TO BE DONE> Check each line of the listing, and copy it if it contains the word "screenshot".

PROVIDED RECORDS>
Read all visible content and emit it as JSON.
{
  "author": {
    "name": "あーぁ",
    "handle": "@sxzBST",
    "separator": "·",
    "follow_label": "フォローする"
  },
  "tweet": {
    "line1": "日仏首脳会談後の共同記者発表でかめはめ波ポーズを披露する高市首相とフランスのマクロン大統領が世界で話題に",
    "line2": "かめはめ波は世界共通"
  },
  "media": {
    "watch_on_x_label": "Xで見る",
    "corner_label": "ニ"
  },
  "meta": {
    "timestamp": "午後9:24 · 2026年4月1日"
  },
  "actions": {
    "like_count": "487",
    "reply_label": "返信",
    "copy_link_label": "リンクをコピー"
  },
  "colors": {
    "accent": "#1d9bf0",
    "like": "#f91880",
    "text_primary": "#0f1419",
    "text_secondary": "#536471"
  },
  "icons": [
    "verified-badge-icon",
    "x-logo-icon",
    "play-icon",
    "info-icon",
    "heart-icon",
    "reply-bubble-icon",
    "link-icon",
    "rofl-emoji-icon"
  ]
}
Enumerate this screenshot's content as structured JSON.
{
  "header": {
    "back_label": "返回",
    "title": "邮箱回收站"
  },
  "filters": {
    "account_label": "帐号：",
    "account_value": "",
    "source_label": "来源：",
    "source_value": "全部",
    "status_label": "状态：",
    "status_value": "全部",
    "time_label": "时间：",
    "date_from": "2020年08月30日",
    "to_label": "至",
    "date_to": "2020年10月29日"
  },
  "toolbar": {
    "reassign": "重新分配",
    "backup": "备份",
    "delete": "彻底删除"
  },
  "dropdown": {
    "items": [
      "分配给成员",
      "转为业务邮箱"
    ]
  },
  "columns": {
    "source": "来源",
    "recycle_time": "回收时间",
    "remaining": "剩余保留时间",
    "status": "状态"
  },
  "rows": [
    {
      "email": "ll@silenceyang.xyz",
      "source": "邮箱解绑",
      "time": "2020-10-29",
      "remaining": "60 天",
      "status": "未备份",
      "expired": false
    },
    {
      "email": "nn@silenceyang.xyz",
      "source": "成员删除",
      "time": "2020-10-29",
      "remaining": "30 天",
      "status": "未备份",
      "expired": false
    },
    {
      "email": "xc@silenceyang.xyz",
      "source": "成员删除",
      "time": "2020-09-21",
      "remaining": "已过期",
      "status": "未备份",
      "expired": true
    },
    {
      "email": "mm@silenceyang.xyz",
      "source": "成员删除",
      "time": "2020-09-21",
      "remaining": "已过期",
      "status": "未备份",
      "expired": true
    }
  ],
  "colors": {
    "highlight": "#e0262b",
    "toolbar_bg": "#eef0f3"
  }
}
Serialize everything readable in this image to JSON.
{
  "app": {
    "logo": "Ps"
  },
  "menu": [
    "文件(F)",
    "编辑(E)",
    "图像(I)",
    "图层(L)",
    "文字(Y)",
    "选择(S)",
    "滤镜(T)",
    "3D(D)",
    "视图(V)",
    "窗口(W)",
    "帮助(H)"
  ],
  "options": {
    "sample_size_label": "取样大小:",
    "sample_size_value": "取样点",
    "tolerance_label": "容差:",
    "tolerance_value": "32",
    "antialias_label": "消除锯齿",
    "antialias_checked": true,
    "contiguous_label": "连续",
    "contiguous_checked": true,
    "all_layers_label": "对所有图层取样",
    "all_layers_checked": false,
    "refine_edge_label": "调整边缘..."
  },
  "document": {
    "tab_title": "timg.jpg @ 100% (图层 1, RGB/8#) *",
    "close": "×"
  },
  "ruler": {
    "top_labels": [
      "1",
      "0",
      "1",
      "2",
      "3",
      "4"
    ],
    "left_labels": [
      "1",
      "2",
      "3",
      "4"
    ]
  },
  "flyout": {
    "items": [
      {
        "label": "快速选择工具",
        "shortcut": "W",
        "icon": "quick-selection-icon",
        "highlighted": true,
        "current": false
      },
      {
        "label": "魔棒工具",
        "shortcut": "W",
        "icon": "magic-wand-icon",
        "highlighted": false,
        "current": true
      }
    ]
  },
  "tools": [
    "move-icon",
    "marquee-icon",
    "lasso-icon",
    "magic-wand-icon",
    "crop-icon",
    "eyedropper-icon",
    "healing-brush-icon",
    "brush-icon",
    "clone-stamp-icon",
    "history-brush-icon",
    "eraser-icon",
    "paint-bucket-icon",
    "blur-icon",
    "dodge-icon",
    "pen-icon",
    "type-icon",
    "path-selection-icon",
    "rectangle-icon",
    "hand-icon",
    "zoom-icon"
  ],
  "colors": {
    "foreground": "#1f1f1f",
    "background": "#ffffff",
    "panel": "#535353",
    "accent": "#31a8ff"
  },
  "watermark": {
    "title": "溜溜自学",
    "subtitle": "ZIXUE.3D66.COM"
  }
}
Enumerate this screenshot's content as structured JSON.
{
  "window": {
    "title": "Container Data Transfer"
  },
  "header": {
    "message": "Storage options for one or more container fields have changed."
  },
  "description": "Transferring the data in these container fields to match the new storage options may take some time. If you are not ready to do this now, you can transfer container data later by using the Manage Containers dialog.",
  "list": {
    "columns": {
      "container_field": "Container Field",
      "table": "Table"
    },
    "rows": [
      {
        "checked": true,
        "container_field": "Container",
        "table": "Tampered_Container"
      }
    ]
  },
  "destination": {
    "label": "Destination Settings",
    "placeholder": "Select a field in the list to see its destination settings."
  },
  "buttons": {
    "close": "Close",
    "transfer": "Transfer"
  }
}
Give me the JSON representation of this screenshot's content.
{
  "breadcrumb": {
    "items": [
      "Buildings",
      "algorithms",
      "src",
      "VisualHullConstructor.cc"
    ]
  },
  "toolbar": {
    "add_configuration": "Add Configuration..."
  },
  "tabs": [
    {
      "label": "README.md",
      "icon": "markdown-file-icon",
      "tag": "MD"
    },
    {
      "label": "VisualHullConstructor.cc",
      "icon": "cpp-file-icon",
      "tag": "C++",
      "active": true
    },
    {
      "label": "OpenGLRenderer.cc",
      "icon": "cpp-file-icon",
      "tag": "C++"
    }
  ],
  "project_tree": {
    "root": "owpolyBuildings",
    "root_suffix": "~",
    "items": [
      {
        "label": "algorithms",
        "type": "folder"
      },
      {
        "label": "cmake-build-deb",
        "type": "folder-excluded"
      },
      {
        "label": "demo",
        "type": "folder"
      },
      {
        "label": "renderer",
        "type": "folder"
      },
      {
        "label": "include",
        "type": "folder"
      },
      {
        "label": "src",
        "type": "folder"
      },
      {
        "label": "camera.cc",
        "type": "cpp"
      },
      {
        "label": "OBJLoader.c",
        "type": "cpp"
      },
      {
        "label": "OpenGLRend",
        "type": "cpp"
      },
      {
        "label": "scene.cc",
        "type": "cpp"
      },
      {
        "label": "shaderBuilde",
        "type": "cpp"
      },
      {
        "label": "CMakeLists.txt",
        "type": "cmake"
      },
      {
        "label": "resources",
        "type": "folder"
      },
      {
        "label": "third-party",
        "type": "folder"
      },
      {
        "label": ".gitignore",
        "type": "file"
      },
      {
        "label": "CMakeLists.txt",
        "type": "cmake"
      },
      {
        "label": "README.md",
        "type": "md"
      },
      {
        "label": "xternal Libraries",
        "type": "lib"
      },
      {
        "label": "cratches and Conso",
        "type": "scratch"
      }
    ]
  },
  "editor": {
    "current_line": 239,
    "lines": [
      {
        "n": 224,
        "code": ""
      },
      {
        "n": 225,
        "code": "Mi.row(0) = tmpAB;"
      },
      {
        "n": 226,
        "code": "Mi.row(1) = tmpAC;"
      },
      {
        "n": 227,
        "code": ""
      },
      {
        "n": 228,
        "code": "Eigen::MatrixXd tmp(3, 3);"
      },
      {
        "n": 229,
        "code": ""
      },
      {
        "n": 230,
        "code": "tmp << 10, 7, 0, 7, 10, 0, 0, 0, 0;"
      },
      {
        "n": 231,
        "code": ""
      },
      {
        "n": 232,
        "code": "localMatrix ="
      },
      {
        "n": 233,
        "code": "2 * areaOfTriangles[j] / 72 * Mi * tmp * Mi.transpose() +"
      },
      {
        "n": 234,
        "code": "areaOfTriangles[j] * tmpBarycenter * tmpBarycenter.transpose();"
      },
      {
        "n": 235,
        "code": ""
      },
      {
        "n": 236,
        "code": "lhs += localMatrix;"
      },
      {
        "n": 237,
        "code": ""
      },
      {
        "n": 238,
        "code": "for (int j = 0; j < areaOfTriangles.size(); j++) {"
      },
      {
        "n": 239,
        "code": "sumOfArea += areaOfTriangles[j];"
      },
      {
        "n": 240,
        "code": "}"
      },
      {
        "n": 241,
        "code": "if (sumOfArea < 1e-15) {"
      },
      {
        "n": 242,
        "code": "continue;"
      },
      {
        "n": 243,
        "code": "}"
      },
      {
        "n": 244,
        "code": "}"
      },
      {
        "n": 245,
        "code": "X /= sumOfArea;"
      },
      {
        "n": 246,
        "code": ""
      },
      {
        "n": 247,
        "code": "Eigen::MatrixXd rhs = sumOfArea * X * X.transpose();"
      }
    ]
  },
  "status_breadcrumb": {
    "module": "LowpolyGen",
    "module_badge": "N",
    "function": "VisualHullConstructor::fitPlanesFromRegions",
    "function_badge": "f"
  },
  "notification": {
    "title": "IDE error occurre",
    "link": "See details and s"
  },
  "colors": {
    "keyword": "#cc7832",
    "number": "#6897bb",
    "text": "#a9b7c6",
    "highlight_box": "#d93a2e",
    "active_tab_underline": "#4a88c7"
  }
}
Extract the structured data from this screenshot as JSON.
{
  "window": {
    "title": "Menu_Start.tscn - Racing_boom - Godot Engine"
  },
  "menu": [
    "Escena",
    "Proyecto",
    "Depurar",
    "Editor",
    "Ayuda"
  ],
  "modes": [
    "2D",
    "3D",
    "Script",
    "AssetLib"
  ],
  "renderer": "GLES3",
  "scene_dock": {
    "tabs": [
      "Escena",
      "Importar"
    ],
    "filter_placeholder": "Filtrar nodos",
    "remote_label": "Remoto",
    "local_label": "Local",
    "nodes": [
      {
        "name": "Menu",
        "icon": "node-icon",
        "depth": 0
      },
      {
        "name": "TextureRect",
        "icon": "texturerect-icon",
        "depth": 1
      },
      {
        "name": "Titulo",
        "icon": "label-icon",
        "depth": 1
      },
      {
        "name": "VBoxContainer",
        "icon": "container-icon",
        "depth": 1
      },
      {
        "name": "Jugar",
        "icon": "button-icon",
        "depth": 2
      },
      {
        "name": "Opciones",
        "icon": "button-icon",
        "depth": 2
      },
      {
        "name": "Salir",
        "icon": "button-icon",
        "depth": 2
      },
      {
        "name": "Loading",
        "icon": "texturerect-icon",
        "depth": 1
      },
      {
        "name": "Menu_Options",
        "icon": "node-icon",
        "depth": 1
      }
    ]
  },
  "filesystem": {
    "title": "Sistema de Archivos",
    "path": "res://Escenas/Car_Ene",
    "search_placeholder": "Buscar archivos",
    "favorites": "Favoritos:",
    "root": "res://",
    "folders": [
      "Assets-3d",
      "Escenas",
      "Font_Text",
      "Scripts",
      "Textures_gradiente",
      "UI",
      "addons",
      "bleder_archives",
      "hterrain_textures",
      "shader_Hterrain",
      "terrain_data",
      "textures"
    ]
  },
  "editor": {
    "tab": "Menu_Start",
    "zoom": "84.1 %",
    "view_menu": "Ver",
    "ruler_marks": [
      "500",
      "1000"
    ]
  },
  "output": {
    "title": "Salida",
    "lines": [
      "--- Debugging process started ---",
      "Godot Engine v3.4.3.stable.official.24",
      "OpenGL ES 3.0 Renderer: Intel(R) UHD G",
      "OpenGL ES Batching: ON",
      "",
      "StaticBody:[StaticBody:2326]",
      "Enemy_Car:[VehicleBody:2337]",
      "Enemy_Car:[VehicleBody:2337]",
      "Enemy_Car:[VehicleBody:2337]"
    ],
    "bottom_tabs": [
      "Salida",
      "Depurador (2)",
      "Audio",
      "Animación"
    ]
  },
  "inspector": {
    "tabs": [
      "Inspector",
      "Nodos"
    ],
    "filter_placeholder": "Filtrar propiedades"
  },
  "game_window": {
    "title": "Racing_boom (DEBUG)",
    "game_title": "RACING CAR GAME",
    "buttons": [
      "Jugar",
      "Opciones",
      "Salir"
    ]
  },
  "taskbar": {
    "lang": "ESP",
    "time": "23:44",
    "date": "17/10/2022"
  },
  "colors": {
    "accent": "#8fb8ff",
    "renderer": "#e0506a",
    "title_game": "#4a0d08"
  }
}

TASK SOLUTION>
Enumerate this screenshot's content as structured JSON.
Enumerate this screenshot's content as structured JSON.
Give me the JSON representation of this screenshot's content.
Extract the structured data from this screenshot as JSON.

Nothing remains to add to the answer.